(Coordinate annotation listing)
________________
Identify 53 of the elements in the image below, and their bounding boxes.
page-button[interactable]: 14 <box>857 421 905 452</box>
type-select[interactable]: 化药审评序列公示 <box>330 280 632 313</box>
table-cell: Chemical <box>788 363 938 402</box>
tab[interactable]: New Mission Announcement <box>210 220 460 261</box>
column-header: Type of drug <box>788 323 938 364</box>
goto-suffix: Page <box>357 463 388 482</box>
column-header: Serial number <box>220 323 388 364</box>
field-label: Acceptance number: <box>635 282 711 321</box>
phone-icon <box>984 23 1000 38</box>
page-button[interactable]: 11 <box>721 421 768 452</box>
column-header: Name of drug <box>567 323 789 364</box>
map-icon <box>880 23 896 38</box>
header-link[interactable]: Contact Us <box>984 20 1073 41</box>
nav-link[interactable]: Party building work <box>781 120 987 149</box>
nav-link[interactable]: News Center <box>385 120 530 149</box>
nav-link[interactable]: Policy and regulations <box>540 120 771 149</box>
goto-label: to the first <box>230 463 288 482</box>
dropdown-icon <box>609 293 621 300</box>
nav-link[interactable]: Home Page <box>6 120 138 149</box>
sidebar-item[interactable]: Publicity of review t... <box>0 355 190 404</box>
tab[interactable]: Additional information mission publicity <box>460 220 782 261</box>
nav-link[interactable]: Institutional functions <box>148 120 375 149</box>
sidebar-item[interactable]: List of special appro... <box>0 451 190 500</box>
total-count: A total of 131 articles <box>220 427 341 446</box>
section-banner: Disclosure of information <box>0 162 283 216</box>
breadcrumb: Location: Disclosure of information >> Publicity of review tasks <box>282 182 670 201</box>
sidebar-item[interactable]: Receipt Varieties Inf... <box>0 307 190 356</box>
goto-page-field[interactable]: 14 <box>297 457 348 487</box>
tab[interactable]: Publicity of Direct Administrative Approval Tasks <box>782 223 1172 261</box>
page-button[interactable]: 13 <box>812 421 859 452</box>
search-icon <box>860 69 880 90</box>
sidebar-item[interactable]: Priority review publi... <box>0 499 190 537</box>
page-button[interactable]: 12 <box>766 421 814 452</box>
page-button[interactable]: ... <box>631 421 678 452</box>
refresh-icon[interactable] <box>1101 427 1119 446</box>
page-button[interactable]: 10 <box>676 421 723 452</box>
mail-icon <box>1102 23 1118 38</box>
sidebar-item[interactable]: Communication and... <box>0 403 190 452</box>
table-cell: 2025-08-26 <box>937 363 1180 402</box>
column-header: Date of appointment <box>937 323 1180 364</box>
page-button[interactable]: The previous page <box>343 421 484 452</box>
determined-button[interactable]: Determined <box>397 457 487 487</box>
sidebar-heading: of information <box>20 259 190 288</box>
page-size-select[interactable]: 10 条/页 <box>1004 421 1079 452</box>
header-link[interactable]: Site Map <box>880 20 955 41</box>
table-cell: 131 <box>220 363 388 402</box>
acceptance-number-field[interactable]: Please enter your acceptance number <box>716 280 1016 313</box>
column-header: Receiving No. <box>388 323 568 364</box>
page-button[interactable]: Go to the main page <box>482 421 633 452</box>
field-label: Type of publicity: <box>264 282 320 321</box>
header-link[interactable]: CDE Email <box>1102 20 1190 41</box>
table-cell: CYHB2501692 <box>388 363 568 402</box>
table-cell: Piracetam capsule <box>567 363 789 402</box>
________________
__The exercise__
Transcribe the listing above verbatim, beginning with its first line and continuing through the line that contains "goto-suffix: Page <box>357 463 388 482</box>".

__Exercise response__
Identify 53 of the elements in the image below, and their bounding boxes.
page-button[interactable]: 14 <box>857 421 905 452</box>
type-select[interactable]: 化药审评序列公示 <box>330 280 632 313</box>
table-cell: Chemical <box>788 363 938 402</box>
tab[interactable]: New Mission Announcement <box>210 220 460 261</box>
column-header: Type of drug <box>788 323 938 364</box>
goto-suffix: Page <box>357 463 388 482</box>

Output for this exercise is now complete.